_WHAT IS REQUIRED_
Leave out any pictures and transcribe all other data below exactly.

Extracts from a graphics dataset
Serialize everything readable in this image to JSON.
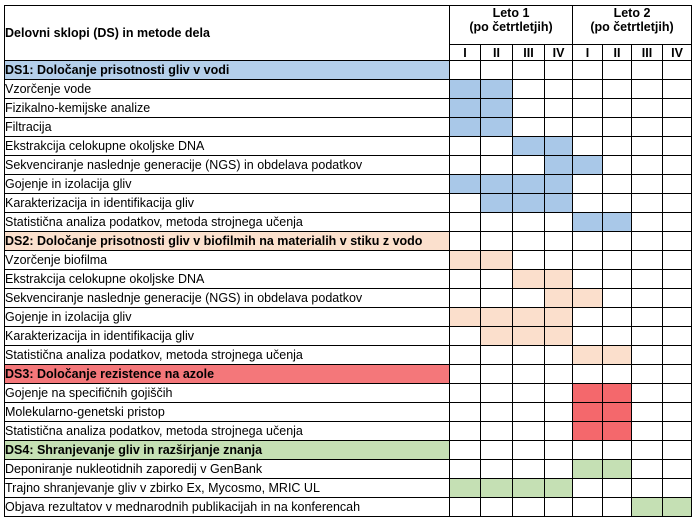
{
  "header": {
    "title": "Delovni sklopi (DS) in metode dela",
    "years": [
      {
        "line1": "Leto 1",
        "line2": "(po četrtletjih)"
      },
      {
        "line1": "Leto 2",
        "line2": "(po četrtletjih)"
      }
    ],
    "quarters": [
      "I",
      "II",
      "III",
      "IV",
      "I",
      "II",
      "III",
      "IV"
    ]
  },
  "colors": {
    "ds1": "#bdd7ee",
    "ds1_fill": "#a9c8e8",
    "ds2": "#fbe5d6",
    "ds3": "#f4777a",
    "ds4": "#c5e0b4"
  },
  "groups": [
    {
      "title": "DS1: Določanje prisotnosti gliv v vodi",
      "color": "#b4cfea",
      "fill": "#a9c8e8",
      "tasks": [
        {
          "label": "Vzorčenje vode",
          "q": [
            1,
            1,
            0,
            0,
            0,
            0,
            0,
            0
          ]
        },
        {
          "label": "Fizikalno-kemijske analize",
          "q": [
            1,
            1,
            0,
            0,
            0,
            0,
            0,
            0
          ]
        },
        {
          "label": "Filtracija",
          "q": [
            1,
            1,
            0,
            0,
            0,
            0,
            0,
            0
          ]
        },
        {
          "label": "Ekstrakcija celokupne okoljske DNA",
          "q": [
            0,
            0,
            1,
            1,
            0,
            0,
            0,
            0
          ]
        },
        {
          "label": "Sekvenciranje naslednje generacije (NGS) in obdelava podatkov",
          "q": [
            0,
            0,
            0,
            1,
            1,
            0,
            0,
            0
          ]
        },
        {
          "label": "Gojenje in izolacija gliv",
          "q": [
            1,
            1,
            1,
            1,
            0,
            0,
            0,
            0
          ]
        },
        {
          "label": "Karakterizacija in identifikacija gliv",
          "q": [
            0,
            1,
            1,
            1,
            0,
            0,
            0,
            0
          ]
        },
        {
          "label": "Statistična analiza podatkov, metoda strojnega učenja",
          "q": [
            0,
            0,
            0,
            0,
            1,
            1,
            0,
            0
          ]
        }
      ]
    },
    {
      "title": "DS2: Določanje prisotnosti gliv v biofilmih na materialih v stiku z vodo",
      "color": "#fbe0cd",
      "fill": "#fbdfcc",
      "tasks": [
        {
          "label": "Vzorčenje biofilma",
          "q": [
            1,
            1,
            0,
            0,
            0,
            0,
            0,
            0
          ]
        },
        {
          "label": "Ekstrakcija celokupne okoljske DNA",
          "q": [
            0,
            0,
            1,
            1,
            0,
            0,
            0,
            0
          ]
        },
        {
          "label": "Sekvenciranje naslednje generacije (NGS) in obdelava podatkov",
          "q": [
            0,
            0,
            0,
            1,
            1,
            0,
            0,
            0
          ]
        },
        {
          "label": "Gojenje in izolacija gliv",
          "q": [
            1,
            1,
            1,
            1,
            0,
            0,
            0,
            0
          ]
        },
        {
          "label": "Karakterizacija in identifikacija gliv",
          "q": [
            0,
            1,
            1,
            1,
            0,
            0,
            0,
            0
          ]
        },
        {
          "label": "Statistična analiza podatkov, metoda strojnega učenja",
          "q": [
            0,
            0,
            0,
            0,
            1,
            1,
            0,
            0
          ]
        }
      ]
    },
    {
      "title": "DS3: Določanje rezistence na azole",
      "color": "#f4777a",
      "fill": "#f4686c",
      "tasks": [
        {
          "label": "Gojenje na specifičnih gojiščih",
          "q": [
            0,
            0,
            0,
            0,
            1,
            1,
            0,
            0
          ]
        },
        {
          "label": "Molekularno-genetski pristop",
          "q": [
            0,
            0,
            0,
            0,
            1,
            1,
            0,
            0
          ]
        },
        {
          "label": "Statistična analiza podatkov, metoda strojnega učenja",
          "q": [
            0,
            0,
            0,
            0,
            1,
            1,
            0,
            0
          ]
        }
      ]
    },
    {
      "title": "DS4: Shranjevanje gliv in razširjanje znanja",
      "color": "#c5e0b4",
      "fill": "#c5e0b4",
      "tasks": [
        {
          "label": "Deponiranje nukleotidnih zaporedij v GenBank",
          "q": [
            0,
            0,
            0,
            0,
            1,
            1,
            0,
            0
          ]
        },
        {
          "label": "Trajno shranjevanje gliv v zbirko Ex, Mycosmo, MRIC UL",
          "q": [
            1,
            1,
            1,
            1,
            0,
            0,
            0,
            0
          ]
        },
        {
          "label": "Objava rezultatov v mednarodnih publikacijah in na konferencah",
          "q": [
            0,
            0,
            0,
            0,
            0,
            0,
            1,
            1
          ]
        }
      ]
    }
  ]
}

_WRITTEN RESPONSE_
Serialize everything readable in this image to JSON.
{
  "header": {
    "title": "Delovni sklopi (DS) in metode dela",
    "years": [
      {
        "line1": "Leto 1",
        "line2": "(po četrtletjih)"
      },
      {
        "line1": "Leto 2",
        "line2": "(po četrtletjih)"
      }
    ],
    "quarters": [
      "I",
      "II",
      "III",
      "IV",
      "I",
      "II",
      "III",
      "IV"
    ]
  },
  "colors": {
    "ds1": "#bdd7ee",
    "ds1_fill": "#a9c8e8",
    "ds2": "#fbe5d6",
    "ds3": "#f4777a",
    "ds4": "#c5e0b4"
  },
  "groups": [
    {
      "title": "DS1: Določanje prisotnosti gliv v vodi",
      "color": "#b4cfea",
      "fill": "#a9c8e8",
      "tasks": [
        {
          "label": "Vzorčenje vode",
          "q": [
            1,
            1,
            0,
            0,
            0,
            0,
            0,
            0
          ]
        },
        {
          "label": "Fizikalno-kemijske analize",
          "q": [
            1,
            1,
            0,
            0,
            0,
            0,
            0,
            0
          ]
        },
        {
          "label": "Filtracija",
          "q": [
            1,
            1,
            0,
            0,
            0,
            0,
            0,
            0
          ]
        },
        {
          "label": "Ekstrakcija celokupne okoljske DNA",
          "q": [
            0,
            0,
            1,
            1,
            0,
            0,
            0,
            0
          ]
        },
        {
          "label": "Sekvenciranje naslednje generacije (NGS) in obdelava podatkov",
          "q": [
            0,
            0,
            0,
            1,
            1,
            0,
            0,
            0
          ]
        },
        {
          "label": "Gojenje in izolacija gliv",
          "q": [
            1,
            1,
            1,
            1,
            0,
            0,
            0,
            0
          ]
        },
        {
          "label": "Karakterizacija in identifikacija gliv",
          "q": [
            0,
            1,
            1,
            1,
            0,
            0,
            0,
            0
          ]
        },
        {
          "label": "Statistična analiza podatkov, metoda strojnega učenja",
          "q": [
            0,
            0,
            0,
            0,
            1,
            1,
            0,
            0
          ]
        }
      ]
    },
    {
      "title": "DS2: Določanje prisotnosti gliv v biofilmih na materialih v stiku z vodo",
      "color": "#fbe0cd",
      "fill": "#fbdfcc",
      "tasks": [
        {
          "label": "Vzorčenje biofilma",
          "q": [
            1,
            1,
            0,
            0,
            0,
            0,
            0,
            0
          ]
        },
        {
          "label": "Ekstrakcija celokupne okoljske DNA",
          "q": [
            0,
            0,
            1,
            1,
            0,
            0,
            0,
            0
          ]
        },
        {
          "label": "Sekvenciranje naslednje generacije (NGS) in obdelava podatkov",
          "q": [
            0,
            0,
            0,
            1,
            1,
            0,
            0,
            0
          ]
        },
        {
          "label": "Gojenje in izolacija gliv",
          "q": [
            1,
            1,
            1,
            1,
            0,
            0,
            0,
            0
          ]
        },
        {
          "label": "Karakterizacija in identifikacija gliv",
          "q": [
            0,
            1,
            1,
            1,
            0,
            0,
            0,
            0
          ]
        },
        {
          "label": "Statistična analiza podatkov, metoda strojnega učenja",
          "q": [
            0,
            0,
            0,
            0,
            1,
            1,
            0,
            0
          ]
        }
      ]
    },
    {
      "title": "DS3: Določanje rezistence na azole",
      "color": "#f4777a",
      "fill": "#f4686c",
      "tasks": [
        {
          "label": "Gojenje na specifičnih gojiščih",
          "q": [
            0,
            0,
            0,
            0,
            1,
            1,
            0,
            0
          ]
        },
        {
          "label": "Molekularno-genetski pristop",
          "q": [
            0,
            0,
            0,
            0,
            1,
            1,
            0,
            0
          ]
        },
        {
          "label": "Statistična analiza podatkov, metoda strojnega učenja",
          "q": [
            0,
            0,
            0,
            0,
            1,
            1,
            0,
            0
          ]
        }
      ]
    },
    {
      "title": "DS4: Shranjevanje gliv in razširjanje znanja",
      "color": "#c5e0b4",
      "fill": "#c5e0b4",
      "tasks": [
        {
          "label": "Deponiranje nukleotidnih zaporedij v GenBank",
          "q": [
            0,
            0,
            0,
            0,
            1,
            1,
            0,
            0
          ]
        },
        {
          "label": "Trajno shranjevanje gliv v zbirko Ex, Mycosmo, MRIC UL",
          "q": [
            1,
            1,
            1,
            1,
            0,
            0,
            0,
            0
          ]
        },
        {
          "label": "Objava rezultatov v mednarodnih publikacijah in na konferencah",
          "q": [
            0,
            0,
            0,
            0,
            0,
            0,
            1,
            1
          ]
        }
      ]
    }
  ]
}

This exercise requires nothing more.